Aim of the exercise: In the lines below, how many hold the word "фрагментов"? Answer only with the number.

Working data:
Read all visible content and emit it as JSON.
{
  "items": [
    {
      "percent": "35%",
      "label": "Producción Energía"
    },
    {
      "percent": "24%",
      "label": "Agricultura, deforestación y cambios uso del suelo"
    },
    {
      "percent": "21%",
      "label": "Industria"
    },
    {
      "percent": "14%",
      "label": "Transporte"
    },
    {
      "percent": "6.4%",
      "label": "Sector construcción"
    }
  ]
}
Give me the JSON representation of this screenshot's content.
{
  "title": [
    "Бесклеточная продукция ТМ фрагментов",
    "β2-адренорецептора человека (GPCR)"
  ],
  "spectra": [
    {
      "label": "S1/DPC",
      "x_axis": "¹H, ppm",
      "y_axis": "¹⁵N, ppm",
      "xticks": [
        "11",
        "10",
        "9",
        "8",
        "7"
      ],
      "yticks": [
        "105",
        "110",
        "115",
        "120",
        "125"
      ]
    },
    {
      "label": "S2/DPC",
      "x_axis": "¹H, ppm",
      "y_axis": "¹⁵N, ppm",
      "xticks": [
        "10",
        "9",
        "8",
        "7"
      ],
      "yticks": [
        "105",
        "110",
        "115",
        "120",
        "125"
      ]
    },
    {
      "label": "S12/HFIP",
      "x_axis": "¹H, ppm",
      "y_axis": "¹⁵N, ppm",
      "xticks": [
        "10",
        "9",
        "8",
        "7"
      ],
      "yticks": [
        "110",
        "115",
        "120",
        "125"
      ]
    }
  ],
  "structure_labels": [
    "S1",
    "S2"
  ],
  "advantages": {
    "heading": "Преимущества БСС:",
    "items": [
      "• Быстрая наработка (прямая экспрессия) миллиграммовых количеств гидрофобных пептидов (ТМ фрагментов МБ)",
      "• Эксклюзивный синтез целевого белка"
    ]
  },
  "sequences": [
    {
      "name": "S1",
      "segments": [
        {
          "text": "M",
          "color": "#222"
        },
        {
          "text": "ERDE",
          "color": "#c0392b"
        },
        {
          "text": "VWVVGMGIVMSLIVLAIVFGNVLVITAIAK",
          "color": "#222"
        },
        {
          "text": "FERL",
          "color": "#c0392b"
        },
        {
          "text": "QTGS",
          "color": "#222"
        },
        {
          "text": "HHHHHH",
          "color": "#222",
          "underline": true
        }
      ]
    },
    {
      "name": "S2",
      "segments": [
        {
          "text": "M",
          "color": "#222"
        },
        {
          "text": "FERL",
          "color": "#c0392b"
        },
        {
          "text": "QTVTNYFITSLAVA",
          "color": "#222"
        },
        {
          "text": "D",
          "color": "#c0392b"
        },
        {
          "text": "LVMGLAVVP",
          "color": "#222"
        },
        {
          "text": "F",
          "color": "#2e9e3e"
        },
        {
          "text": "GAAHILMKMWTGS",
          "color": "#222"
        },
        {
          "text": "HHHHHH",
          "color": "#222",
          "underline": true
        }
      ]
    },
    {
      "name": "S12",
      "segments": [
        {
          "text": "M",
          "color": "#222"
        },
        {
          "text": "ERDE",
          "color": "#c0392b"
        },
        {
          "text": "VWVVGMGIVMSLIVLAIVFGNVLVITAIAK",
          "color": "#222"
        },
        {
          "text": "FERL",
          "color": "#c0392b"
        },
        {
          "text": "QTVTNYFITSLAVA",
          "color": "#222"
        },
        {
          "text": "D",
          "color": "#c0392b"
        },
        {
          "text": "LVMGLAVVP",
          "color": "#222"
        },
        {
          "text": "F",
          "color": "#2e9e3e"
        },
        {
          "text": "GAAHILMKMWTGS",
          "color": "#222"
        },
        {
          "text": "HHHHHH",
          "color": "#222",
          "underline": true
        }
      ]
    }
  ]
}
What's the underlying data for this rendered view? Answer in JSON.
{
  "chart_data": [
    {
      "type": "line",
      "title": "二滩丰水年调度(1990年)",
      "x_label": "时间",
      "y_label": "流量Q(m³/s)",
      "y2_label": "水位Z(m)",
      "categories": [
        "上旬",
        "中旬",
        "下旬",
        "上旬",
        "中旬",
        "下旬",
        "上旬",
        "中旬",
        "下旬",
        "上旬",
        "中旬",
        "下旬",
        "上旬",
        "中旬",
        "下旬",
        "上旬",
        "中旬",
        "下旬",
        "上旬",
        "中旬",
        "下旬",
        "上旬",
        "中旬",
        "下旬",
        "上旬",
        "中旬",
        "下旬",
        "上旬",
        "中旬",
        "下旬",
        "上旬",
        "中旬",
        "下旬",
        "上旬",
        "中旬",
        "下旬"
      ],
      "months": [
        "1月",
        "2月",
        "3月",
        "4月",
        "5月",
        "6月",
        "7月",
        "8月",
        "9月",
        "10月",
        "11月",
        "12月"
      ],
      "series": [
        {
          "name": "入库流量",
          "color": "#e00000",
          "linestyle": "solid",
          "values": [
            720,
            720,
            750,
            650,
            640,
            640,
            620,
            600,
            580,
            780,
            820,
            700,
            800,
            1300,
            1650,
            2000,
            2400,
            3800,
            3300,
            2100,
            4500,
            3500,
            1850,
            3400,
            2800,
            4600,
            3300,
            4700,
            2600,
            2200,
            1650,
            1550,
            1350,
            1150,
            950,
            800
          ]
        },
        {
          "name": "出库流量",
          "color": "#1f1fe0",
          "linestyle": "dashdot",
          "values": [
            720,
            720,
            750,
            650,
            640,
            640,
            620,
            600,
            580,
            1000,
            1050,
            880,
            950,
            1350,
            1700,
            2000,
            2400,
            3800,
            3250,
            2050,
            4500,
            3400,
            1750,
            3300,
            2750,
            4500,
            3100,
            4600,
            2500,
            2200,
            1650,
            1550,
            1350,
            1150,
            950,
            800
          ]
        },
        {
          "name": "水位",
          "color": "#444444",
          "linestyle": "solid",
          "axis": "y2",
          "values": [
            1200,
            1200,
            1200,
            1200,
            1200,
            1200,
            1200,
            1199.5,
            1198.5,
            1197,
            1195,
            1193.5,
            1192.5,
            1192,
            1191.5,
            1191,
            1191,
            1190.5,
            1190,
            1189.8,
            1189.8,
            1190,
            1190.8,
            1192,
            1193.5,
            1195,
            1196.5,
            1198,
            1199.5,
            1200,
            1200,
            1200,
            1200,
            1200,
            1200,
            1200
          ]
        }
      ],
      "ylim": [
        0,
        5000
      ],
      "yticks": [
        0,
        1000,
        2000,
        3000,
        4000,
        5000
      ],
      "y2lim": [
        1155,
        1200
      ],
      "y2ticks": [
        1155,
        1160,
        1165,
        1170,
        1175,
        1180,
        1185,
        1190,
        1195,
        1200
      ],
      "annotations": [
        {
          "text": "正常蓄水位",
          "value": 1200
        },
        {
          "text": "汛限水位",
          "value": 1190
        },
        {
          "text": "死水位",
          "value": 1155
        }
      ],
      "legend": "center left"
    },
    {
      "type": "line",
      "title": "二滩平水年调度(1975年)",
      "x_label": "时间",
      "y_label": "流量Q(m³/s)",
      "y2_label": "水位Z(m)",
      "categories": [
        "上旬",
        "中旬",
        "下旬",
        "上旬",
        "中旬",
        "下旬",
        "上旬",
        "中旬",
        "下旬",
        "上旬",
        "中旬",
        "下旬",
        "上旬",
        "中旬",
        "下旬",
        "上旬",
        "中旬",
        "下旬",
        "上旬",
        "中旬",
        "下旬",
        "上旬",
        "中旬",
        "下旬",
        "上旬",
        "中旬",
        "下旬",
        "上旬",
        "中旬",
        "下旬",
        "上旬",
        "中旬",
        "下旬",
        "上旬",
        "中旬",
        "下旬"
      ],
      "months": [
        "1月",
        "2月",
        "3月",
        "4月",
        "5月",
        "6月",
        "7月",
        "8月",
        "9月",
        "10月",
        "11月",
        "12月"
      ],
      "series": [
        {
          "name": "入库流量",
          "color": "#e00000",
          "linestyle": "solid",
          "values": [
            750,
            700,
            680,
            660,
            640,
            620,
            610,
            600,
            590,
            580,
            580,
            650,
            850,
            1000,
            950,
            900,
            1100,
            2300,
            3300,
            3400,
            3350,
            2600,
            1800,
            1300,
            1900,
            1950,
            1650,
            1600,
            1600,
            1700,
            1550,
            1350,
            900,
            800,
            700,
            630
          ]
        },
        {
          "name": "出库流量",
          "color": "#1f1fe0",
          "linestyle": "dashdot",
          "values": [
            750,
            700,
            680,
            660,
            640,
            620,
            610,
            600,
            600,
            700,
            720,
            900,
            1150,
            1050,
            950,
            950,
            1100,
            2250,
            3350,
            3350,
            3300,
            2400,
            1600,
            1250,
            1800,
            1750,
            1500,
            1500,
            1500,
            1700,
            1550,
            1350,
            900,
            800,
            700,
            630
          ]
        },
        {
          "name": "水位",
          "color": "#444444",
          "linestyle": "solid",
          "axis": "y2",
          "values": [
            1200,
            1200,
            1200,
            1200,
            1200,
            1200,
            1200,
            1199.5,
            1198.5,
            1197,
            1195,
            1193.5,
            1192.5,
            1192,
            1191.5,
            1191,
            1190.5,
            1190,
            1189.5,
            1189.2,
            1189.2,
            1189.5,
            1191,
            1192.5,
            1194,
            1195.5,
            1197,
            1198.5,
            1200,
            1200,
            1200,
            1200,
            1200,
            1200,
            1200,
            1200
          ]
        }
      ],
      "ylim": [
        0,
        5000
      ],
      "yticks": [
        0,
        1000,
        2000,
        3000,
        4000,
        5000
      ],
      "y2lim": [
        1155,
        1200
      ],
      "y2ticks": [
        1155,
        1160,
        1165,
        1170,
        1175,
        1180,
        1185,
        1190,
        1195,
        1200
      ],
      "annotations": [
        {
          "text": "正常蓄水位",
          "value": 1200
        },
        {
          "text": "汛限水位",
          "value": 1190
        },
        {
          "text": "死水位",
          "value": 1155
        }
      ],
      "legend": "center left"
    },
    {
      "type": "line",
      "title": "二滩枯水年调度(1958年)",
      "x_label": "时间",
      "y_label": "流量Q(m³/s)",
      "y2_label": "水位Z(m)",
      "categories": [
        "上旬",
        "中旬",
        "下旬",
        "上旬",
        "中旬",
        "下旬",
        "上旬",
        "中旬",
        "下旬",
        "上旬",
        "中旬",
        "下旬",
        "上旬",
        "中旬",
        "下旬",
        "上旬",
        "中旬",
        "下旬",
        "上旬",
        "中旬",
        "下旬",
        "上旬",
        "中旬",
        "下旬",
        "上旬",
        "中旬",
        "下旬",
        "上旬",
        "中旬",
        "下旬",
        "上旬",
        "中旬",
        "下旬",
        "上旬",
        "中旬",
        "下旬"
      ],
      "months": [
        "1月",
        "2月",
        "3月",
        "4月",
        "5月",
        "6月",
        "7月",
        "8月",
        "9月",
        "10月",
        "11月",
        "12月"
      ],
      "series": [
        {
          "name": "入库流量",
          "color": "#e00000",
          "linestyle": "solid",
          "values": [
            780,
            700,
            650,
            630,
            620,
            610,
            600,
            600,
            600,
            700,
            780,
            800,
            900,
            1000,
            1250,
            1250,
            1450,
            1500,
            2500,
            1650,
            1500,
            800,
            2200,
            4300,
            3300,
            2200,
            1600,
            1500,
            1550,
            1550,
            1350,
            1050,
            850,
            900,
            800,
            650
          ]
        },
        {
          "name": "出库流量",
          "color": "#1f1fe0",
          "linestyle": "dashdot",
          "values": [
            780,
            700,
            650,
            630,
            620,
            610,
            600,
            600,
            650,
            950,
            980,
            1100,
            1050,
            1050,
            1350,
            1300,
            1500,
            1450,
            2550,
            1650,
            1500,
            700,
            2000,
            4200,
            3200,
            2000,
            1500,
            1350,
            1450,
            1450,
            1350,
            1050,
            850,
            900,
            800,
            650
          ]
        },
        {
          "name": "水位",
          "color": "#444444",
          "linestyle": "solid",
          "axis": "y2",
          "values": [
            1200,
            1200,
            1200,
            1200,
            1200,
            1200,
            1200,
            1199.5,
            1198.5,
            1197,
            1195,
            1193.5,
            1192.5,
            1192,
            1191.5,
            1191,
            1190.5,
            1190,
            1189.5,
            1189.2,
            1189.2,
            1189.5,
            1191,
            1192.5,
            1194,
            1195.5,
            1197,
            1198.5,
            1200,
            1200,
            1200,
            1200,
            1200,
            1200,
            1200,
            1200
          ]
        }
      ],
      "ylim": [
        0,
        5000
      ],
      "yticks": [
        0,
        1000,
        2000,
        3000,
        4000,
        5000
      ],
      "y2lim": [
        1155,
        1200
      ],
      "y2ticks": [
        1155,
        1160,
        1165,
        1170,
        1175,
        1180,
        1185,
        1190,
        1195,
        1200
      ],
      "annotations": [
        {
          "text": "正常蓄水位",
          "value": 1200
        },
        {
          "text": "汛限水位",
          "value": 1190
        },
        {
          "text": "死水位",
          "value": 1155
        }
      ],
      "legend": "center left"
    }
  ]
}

Output of the task: 2